Task data:
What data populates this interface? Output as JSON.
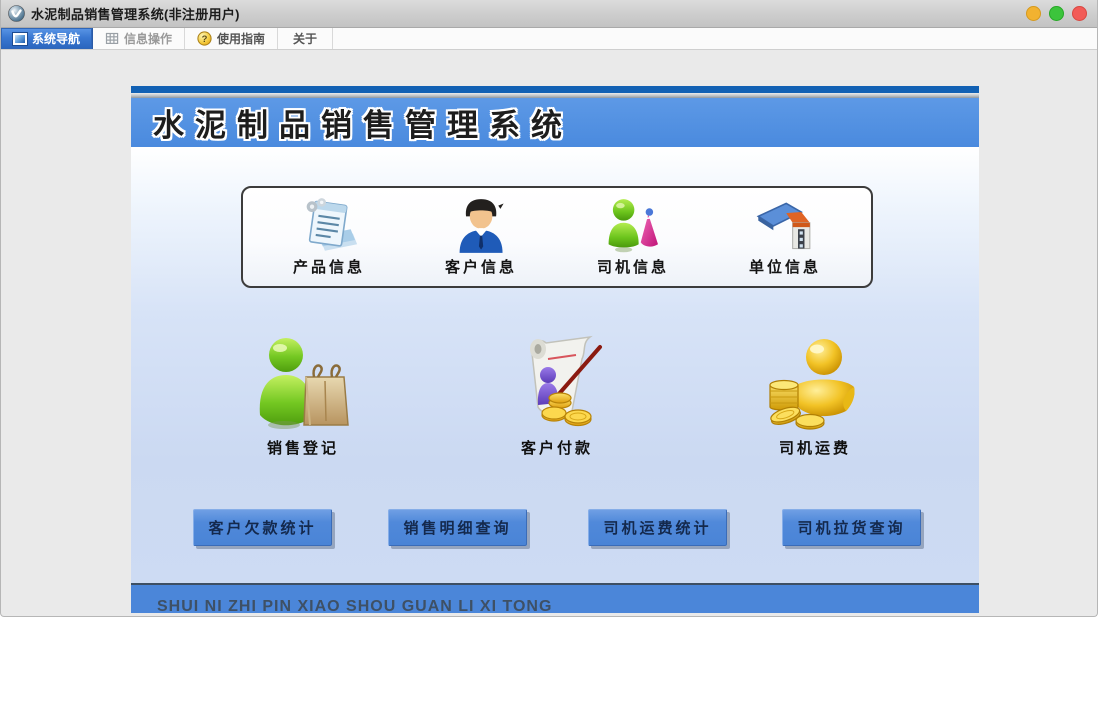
{
  "window": {
    "title": "水泥制品销售管理系统(非注册用户)",
    "controls": {
      "minimize": "minimize",
      "zoom": "zoom",
      "close": "close"
    }
  },
  "tabs": [
    {
      "label": "系统导航",
      "active": true,
      "icon": "monitor-icon"
    },
    {
      "label": "信息操作",
      "active": false,
      "icon": "grid-icon"
    },
    {
      "label": "使用指南",
      "active": false,
      "icon": "help-icon"
    },
    {
      "label": "关于",
      "active": false,
      "icon": ""
    }
  ],
  "banner": {
    "title": "水泥制品销售管理系统"
  },
  "info_box": {
    "items": [
      {
        "label": "产品信息",
        "icon": "product-notepad-icon"
      },
      {
        "label": "客户信息",
        "icon": "customer-person-icon"
      },
      {
        "label": "司机信息",
        "icon": "driver-person-cone-icon"
      },
      {
        "label": "单位信息",
        "icon": "unit-house-icon"
      }
    ]
  },
  "actions": {
    "items": [
      {
        "label": "销售登记",
        "icon": "green-person-bag-icon"
      },
      {
        "label": "客户付款",
        "icon": "scroll-pen-coins-icon"
      },
      {
        "label": "司机运费",
        "icon": "gold-person-coins-icon"
      }
    ]
  },
  "query_buttons": [
    {
      "label": "客户欠款统计"
    },
    {
      "label": "销售明细查询"
    },
    {
      "label": "司机运费统计"
    },
    {
      "label": "司机拉货查询"
    }
  ],
  "footer": {
    "text": "SHUI NI ZHI PIN XIAO SHOU GUAN LI XI TONG"
  },
  "help_icon_glyph": "?",
  "colors": {
    "stripe_dark_blue": "#1261b4",
    "banner_blue": "#4e8ee0",
    "footer_blue": "#4b86d9",
    "button_blue": "#5089da",
    "active_tab_blue": "#3a78d2",
    "traffic_yellow": "#f2b230",
    "traffic_green": "#3cc43c",
    "traffic_red": "#f25b57"
  }
}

Task prompt: Make an exact copy of every record, pictures excluded.

Completed exercise:
What data populates this interface? Output as JSON.
{
  "window": {
    "title": "水泥制品销售管理系统(非注册用户)",
    "controls": {
      "minimize": "minimize",
      "zoom": "zoom",
      "close": "close"
    }
  },
  "tabs": [
    {
      "label": "系统导航",
      "active": true,
      "icon": "monitor-icon"
    },
    {
      "label": "信息操作",
      "active": false,
      "icon": "grid-icon"
    },
    {
      "label": "使用指南",
      "active": false,
      "icon": "help-icon"
    },
    {
      "label": "关于",
      "active": false,
      "icon": ""
    }
  ],
  "banner": {
    "title": "水泥制品销售管理系统"
  },
  "info_box": {
    "items": [
      {
        "label": "产品信息",
        "icon": "product-notepad-icon"
      },
      {
        "label": "客户信息",
        "icon": "customer-person-icon"
      },
      {
        "label": "司机信息",
        "icon": "driver-person-cone-icon"
      },
      {
        "label": "单位信息",
        "icon": "unit-house-icon"
      }
    ]
  },
  "actions": {
    "items": [
      {
        "label": "销售登记",
        "icon": "green-person-bag-icon"
      },
      {
        "label": "客户付款",
        "icon": "scroll-pen-coins-icon"
      },
      {
        "label": "司机运费",
        "icon": "gold-person-coins-icon"
      }
    ]
  },
  "query_buttons": [
    {
      "label": "客户欠款统计"
    },
    {
      "label": "销售明细查询"
    },
    {
      "label": "司机运费统计"
    },
    {
      "label": "司机拉货查询"
    }
  ],
  "footer": {
    "text": "SHUI NI ZHI PIN XIAO SHOU GUAN LI XI TONG"
  },
  "help_icon_glyph": "?",
  "colors": {
    "stripe_dark_blue": "#1261b4",
    "banner_blue": "#4e8ee0",
    "footer_blue": "#4b86d9",
    "button_blue": "#5089da",
    "active_tab_blue": "#3a78d2",
    "traffic_yellow": "#f2b230",
    "traffic_green": "#3cc43c",
    "traffic_red": "#f25b57"
  }
}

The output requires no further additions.